* Set problem *
Retype each entry below, keeping every character the same.
·····
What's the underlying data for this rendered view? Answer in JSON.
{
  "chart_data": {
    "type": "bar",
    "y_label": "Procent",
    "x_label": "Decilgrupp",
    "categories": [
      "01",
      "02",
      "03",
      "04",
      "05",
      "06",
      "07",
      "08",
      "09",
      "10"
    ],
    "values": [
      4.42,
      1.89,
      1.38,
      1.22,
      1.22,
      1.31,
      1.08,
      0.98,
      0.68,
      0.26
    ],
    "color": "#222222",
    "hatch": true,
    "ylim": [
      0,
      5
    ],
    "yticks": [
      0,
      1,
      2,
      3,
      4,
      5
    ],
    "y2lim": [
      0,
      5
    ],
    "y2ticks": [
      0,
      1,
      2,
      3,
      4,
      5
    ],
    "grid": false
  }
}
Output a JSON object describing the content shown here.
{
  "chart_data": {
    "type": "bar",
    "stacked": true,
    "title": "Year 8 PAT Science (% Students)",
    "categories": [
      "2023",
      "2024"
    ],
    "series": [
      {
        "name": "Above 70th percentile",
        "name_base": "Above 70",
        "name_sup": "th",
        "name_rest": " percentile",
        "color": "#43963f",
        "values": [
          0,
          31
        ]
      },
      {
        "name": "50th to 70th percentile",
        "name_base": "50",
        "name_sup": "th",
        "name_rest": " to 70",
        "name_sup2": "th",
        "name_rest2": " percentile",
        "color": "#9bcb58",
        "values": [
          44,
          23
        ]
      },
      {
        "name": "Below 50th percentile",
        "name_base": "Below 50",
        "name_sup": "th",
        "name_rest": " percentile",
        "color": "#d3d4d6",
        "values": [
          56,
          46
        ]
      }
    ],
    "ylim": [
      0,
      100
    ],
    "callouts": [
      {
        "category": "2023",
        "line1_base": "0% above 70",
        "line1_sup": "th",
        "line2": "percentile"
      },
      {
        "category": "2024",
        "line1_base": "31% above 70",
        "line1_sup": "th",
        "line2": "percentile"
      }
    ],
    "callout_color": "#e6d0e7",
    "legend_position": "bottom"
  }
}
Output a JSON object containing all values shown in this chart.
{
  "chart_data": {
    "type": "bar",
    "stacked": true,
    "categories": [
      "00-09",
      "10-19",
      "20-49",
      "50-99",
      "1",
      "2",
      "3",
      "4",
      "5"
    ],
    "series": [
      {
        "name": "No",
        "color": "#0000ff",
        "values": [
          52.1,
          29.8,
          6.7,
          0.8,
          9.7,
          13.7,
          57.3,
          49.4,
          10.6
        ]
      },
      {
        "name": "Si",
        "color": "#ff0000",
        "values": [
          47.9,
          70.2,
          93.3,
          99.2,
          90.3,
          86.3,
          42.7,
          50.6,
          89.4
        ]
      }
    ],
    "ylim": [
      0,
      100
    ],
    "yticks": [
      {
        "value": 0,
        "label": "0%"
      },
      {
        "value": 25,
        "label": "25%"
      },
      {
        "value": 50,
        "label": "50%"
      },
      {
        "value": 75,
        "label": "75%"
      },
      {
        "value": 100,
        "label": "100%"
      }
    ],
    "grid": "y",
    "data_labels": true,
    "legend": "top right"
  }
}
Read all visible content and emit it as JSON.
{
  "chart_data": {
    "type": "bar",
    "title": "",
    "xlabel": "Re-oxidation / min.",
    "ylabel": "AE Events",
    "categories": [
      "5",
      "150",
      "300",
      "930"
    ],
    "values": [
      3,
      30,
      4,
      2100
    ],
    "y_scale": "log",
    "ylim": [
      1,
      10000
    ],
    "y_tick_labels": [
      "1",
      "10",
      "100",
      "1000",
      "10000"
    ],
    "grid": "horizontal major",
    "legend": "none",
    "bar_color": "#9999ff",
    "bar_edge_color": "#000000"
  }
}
·····
* Task solution *
What's the underlying data for this rendered view? Answer in JSON.
{
  "chart_data": {
    "type": "bar",
    "y_label": "Procent",
    "x_label": "Decilgrupp",
    "categories": [
      "01",
      "02",
      "03",
      "04",
      "05",
      "06",
      "07",
      "08",
      "09",
      "10"
    ],
    "values": [
      4.42,
      1.89,
      1.38,
      1.22,
      1.22,
      1.31,
      1.08,
      0.98,
      0.68,
      0.26
    ],
    "color": "#222222",
    "hatch": true,
    "ylim": [
      0,
      5
    ],
    "yticks": [
      0,
      1,
      2,
      3,
      4,
      5
    ],
    "y2lim": [
      0,
      5
    ],
    "y2ticks": [
      0,
      1,
      2,
      3,
      4,
      5
    ],
    "grid": false
  }
}
Output a JSON object describing the content shown here.
{
  "chart_data": {
    "type": "bar",
    "stacked": true,
    "title": "Year 8 PAT Science (% Students)",
    "categories": [
      "2023",
      "2024"
    ],
    "series": [
      {
        "name": "Above 70th percentile",
        "name_base": "Above 70",
        "name_sup": "th",
        "name_rest": " percentile",
        "color": "#43963f",
        "values": [
          0,
          31
        ]
      },
      {
        "name": "50th to 70th percentile",
        "name_base": "50",
        "name_sup": "th",
        "name_rest": " to 70",
        "name_sup2": "th",
        "name_rest2": " percentile",
        "color": "#9bcb58",
        "values": [
          44,
          23
        ]
      },
      {
        "name": "Below 50th percentile",
        "name_base": "Below 50",
        "name_sup": "th",
        "name_rest": " percentile",
        "color": "#d3d4d6",
        "values": [
          56,
          46
        ]
      }
    ],
    "ylim": [
      0,
      100
    ],
    "callouts": [
      {
        "category": "2023",
        "line1_base": "0% above 70",
        "line1_sup": "th",
        "line2": "percentile"
      },
      {
        "category": "2024",
        "line1_base": "31% above 70",
        "line1_sup": "th",
        "line2": "percentile"
      }
    ],
    "callout_color": "#e6d0e7",
    "legend_position": "bottom"
  }
}
Output a JSON object containing all values shown in this chart.
{
  "chart_data": {
    "type": "bar",
    "stacked": true,
    "categories": [
      "00-09",
      "10-19",
      "20-49",
      "50-99",
      "1",
      "2",
      "3",
      "4",
      "5"
    ],
    "series": [
      {
        "name": "No",
        "color": "#0000ff",
        "values": [
          52.1,
          29.8,
          6.7,
          0.8,
          9.7,
          13.7,
          57.3,
          49.4,
          10.6
        ]
      },
      {
        "name": "Si",
        "color": "#ff0000",
        "values": [
          47.9,
          70.2,
          93.3,
          99.2,
          90.3,
          86.3,
          42.7,
          50.6,
          89.4
        ]
      }
    ],
    "ylim": [
      0,
      100
    ],
    "yticks": [
      {
        "value": 0,
        "label": "0%"
      },
      {
        "value": 25,
        "label": "25%"
      },
      {
        "value": 50,
        "label": "50%"
      },
      {
        "value": 75,
        "label": "75%"
      },
      {
        "value": 100,
        "label": "100%"
      }
    ],
    "grid": "y",
    "data_labels": true,
    "legend": "top right"
  }
}
Read all visible content and emit it as JSON.
{
  "chart_data": {
    "type": "bar",
    "title": "",
    "xlabel": "Re-oxidation / min.",
    "ylabel": "AE Events",
    "categories": [
      "5",
      "150",
      "300",
      "930"
    ],
    "values": [
      3,
      30,
      4,
      2100
    ],
    "y_scale": "log",
    "ylim": [
      1,
      10000
    ],
    "y_tick_labels": [
      "1",
      "10",
      "100",
      "1000",
      "10000"
    ],
    "grid": "horizontal major",
    "legend": "none",
    "bar_color": "#9999ff",
    "bar_edge_color": "#000000"
  }
}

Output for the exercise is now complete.